- Job
Every record should be written out exactly, with the pictures left out.

(Records from a collection)
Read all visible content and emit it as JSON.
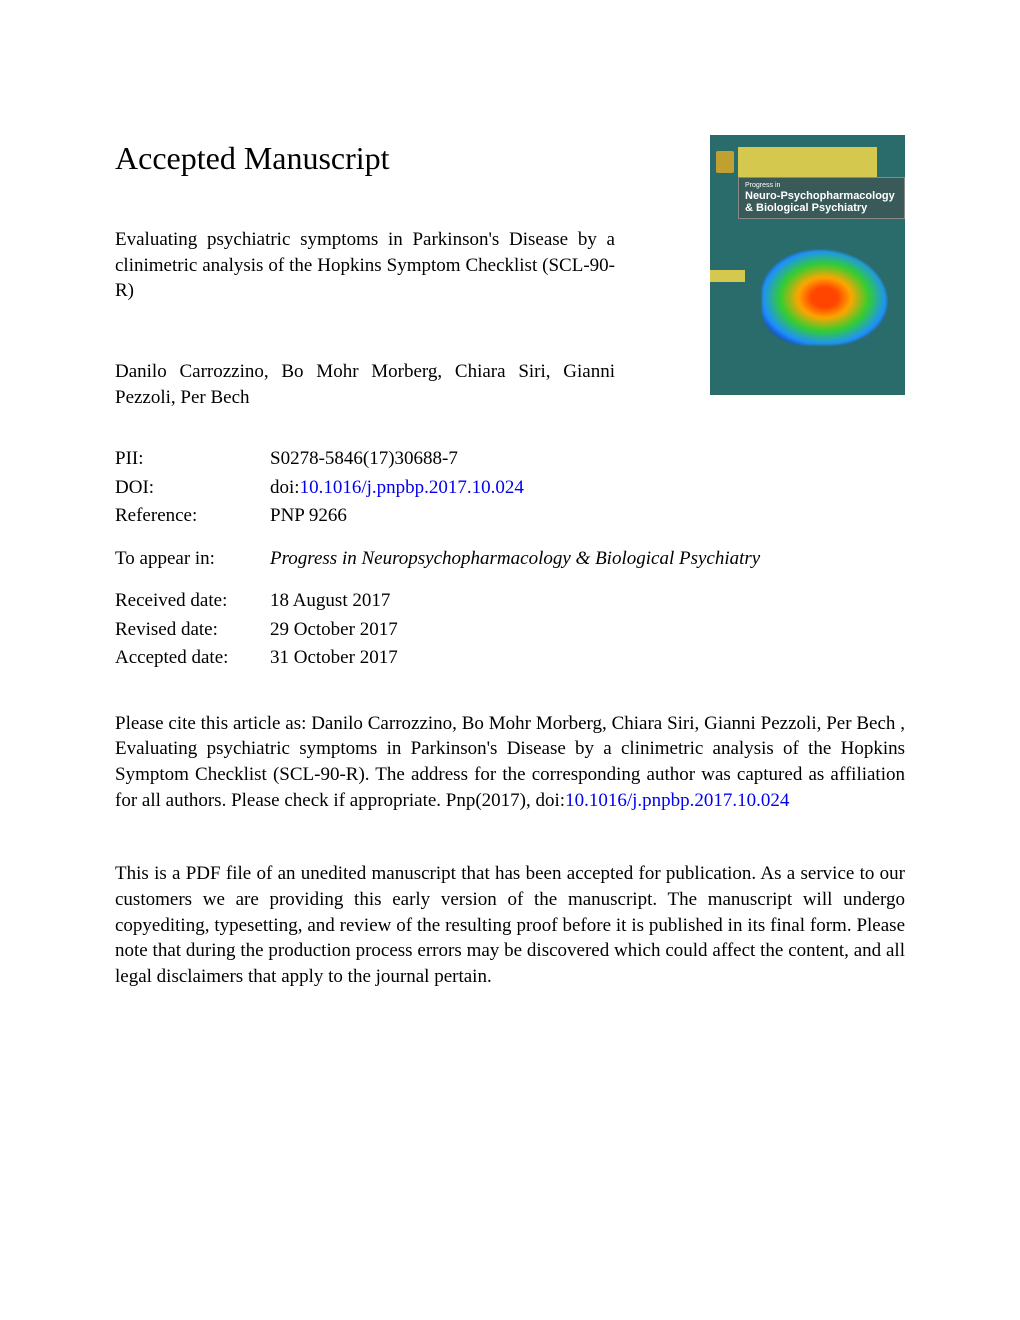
{
  "heading": "Accepted Manuscript",
  "article_title": "Evaluating psychiatric symptoms in Parkinson's Disease by a clinimetric analysis of the Hopkins Symptom Checklist (SCL-90-R)",
  "authors": "Danilo Carrozzino, Bo Mohr Morberg, Chiara Siri, Gianni Pezzoli, Per Bech",
  "journal_cover": {
    "title_line1": "Progress in",
    "title_line2": "Neuro-Psychopharmacology",
    "title_line3": "& Biological Psychiatry",
    "background_color": "#2a6b6b",
    "accent_color": "#d4c94e"
  },
  "metadata": {
    "pii_label": "PII:",
    "pii_value": "S0278-5846(17)30688-7",
    "doi_label": "DOI:",
    "doi_prefix": "doi:",
    "doi_link": "10.1016/j.pnpbp.2017.10.024",
    "reference_label": "Reference:",
    "reference_value": "PNP 9266",
    "to_appear_label": "To appear in:",
    "to_appear_value": "Progress in Neuropsychopharmacology & Biological Psychiatry",
    "received_label": "Received date:",
    "received_value": "18 August 2017",
    "revised_label": "Revised date:",
    "revised_value": "29 October 2017",
    "accepted_label": "Accepted date:",
    "accepted_value": "31 October 2017"
  },
  "citation": {
    "prefix": "Please cite this article as: Danilo Carrozzino, Bo Mohr Morberg, Chiara Siri, Gianni Pezzoli, Per Bech , Evaluating psychiatric symptoms in Parkinson's Disease by a clinimetric analysis of the Hopkins Symptom Checklist (SCL-90-R). The address for the corresponding author was captured as affiliation for all authors. Please check if appropriate. Pnp(2017), doi:",
    "doi_link": "10.1016/j.pnpbp.2017.10.024"
  },
  "disclaimer": "This is a PDF file of an unedited manuscript that has been accepted for publication. As a service to our customers we are providing this early version of the manuscript. The manuscript will undergo copyediting, typesetting, and review of the resulting proof before it is published in its final form. Please note that during the production process errors may be discovered which could affect the content, and all legal disclaimers that apply to the journal pertain.",
  "colors": {
    "text": "#000000",
    "link": "#0000ee",
    "background": "#ffffff"
  }
}
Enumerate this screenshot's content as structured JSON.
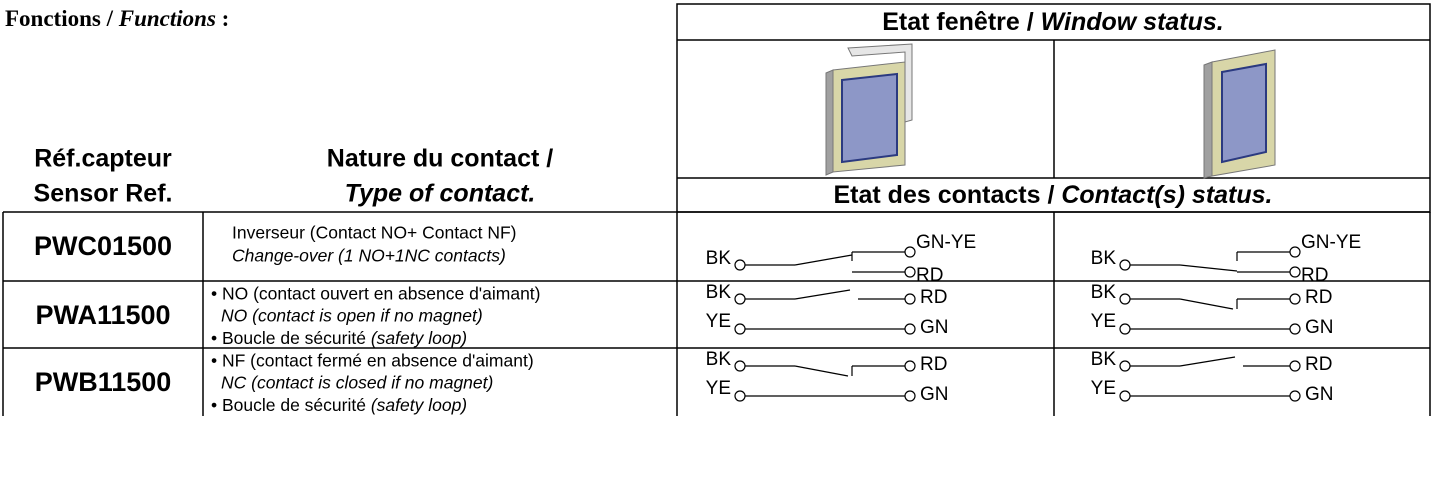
{
  "header": {
    "title": {
      "fr": "Fonctions /",
      "en": "Functions",
      "suffix": ":"
    }
  },
  "columns": {
    "ref": [
      "Réf.capteur",
      "Sensor Ref."
    ],
    "type": [
      "Nature du contact /",
      "Type of contact."
    ],
    "window_status": {
      "fr": "Etat fenêtre /",
      "en": "Window status."
    },
    "contact_status": {
      "fr": "Etat des contacts /",
      "en": "Contact(s) status."
    }
  },
  "rows": [
    {
      "ref": "PWC01500",
      "description": [
        "Inverseur (Contact NO+ Contact NF)",
        "Change-over (1 NO+1NC contacts)"
      ],
      "open": [
        "BK",
        "GN-YE",
        "RD"
      ],
      "closed": [
        "BK",
        "GN-YE",
        "RD"
      ]
    },
    {
      "ref": "PWA11500",
      "description": [
        "• NO (contact ouvert en absence d'aimant)",
        "NO (contact is open if no magnet)",
        "• Boucle de sécurité",
        "(safety loop)"
      ],
      "open": [
        "BK",
        "RD",
        "YE",
        "GN"
      ],
      "closed": [
        "BK",
        "RD",
        "YE",
        "GN"
      ]
    },
    {
      "ref": "PWB11500",
      "description": [
        "• NF (contact fermé en absence d'aimant)",
        "NC (contact is closed if no magnet)",
        "• Boucle de sécurité",
        "(safety loop)"
      ],
      "open": [
        "BK",
        "RD",
        "YE",
        "GN"
      ],
      "closed": [
        "BK",
        "RD",
        "YE",
        "GN"
      ]
    }
  ]
}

- Answer below
Read all visible content and emit it as JSON.
{
  "heading": "Accepted Manuscript",
  "article_title": "Evaluating psychiatric symptoms in Parkinson's Disease by a clinimetric analysis of the Hopkins Symptom Checklist (SCL-90-R)",
  "authors": "Danilo Carrozzino, Bo Mohr Morberg, Chiara Siri, Gianni Pezzoli, Per Bech",
  "journal_cover": {
    "title_line1": "Progress in",
    "title_line2": "Neuro-Psychopharmacology",
    "title_line3": "& Biological Psychiatry",
    "background_color": "#2a6b6b",
    "accent_color": "#d4c94e"
  },
  "metadata": {
    "pii_label": "PII:",
    "pii_value": "S0278-5846(17)30688-7",
    "doi_label": "DOI:",
    "doi_prefix": "doi:",
    "doi_link": "10.1016/j.pnpbp.2017.10.024",
    "reference_label": "Reference:",
    "reference_value": "PNP 9266",
    "to_appear_label": "To appear in:",
    "to_appear_value": "Progress in Neuropsychopharmacology & Biological Psychiatry",
    "received_label": "Received date:",
    "received_value": "18 August 2017",
    "revised_label": "Revised date:",
    "revised_value": "29 October 2017",
    "accepted_label": "Accepted date:",
    "accepted_value": "31 October 2017"
  },
  "citation": {
    "prefix": "Please cite this article as: Danilo Carrozzino, Bo Mohr Morberg, Chiara Siri, Gianni Pezzoli, Per Bech , Evaluating psychiatric symptoms in Parkinson's Disease by a clinimetric analysis of the Hopkins Symptom Checklist (SCL-90-R). The address for the corresponding author was captured as affiliation for all authors. Please check if appropriate. Pnp(2017), doi:",
    "doi_link": "10.1016/j.pnpbp.2017.10.024"
  },
  "disclaimer": "This is a PDF file of an unedited manuscript that has been accepted for publication. As a service to our customers we are providing this early version of the manuscript. The manuscript will undergo copyediting, typesetting, and review of the resulting proof before it is published in its final form. Please note that during the production process errors may be discovered which could affect the content, and all legal disclaimers that apply to the journal pertain.",
  "colors": {
    "text": "#000000",
    "link": "#0000ee",
    "background": "#ffffff"
  }
}
Enumerate this screenshot's content as structured JSON.
{
  "header": {
    "title": {
      "fr": "Fonctions /",
      "en": "Functions",
      "suffix": ":"
    }
  },
  "columns": {
    "ref": [
      "Réf.capteur",
      "Sensor Ref."
    ],
    "type": [
      "Nature du contact /",
      "Type of contact."
    ],
    "window_status": {
      "fr": "Etat fenêtre /",
      "en": "Window status."
    },
    "contact_status": {
      "fr": "Etat des contacts /",
      "en": "Contact(s) status."
    }
  },
  "rows": [
    {
      "ref": "PWC01500",
      "description": [
        "Inverseur (Contact NO+ Contact NF)",
        "Change-over (1 NO+1NC contacts)"
      ],
      "open": [
        "BK",
        "GN-YE",
        "RD"
      ],
      "closed": [
        "BK",
        "GN-YE",
        "RD"
      ]
    },
    {
      "ref": "PWA11500",
      "description": [
        "• NO (contact ouvert en absence d'aimant)",
        "NO (contact is open if no magnet)",
        "• Boucle de sécurité",
        "(safety loop)"
      ],
      "open": [
        "BK",
        "RD",
        "YE",
        "GN"
      ],
      "closed": [
        "BK",
        "RD",
        "YE",
        "GN"
      ]
    },
    {
      "ref": "PWB11500",
      "description": [
        "• NF (contact fermé en absence d'aimant)",
        "NC (contact is closed if no magnet)",
        "• Boucle de sécurité",
        "(safety loop)"
      ],
      "open": [
        "BK",
        "RD",
        "YE",
        "GN"
      ],
      "closed": [
        "BK",
        "RD",
        "YE",
        "GN"
      ]
    }
  ]
}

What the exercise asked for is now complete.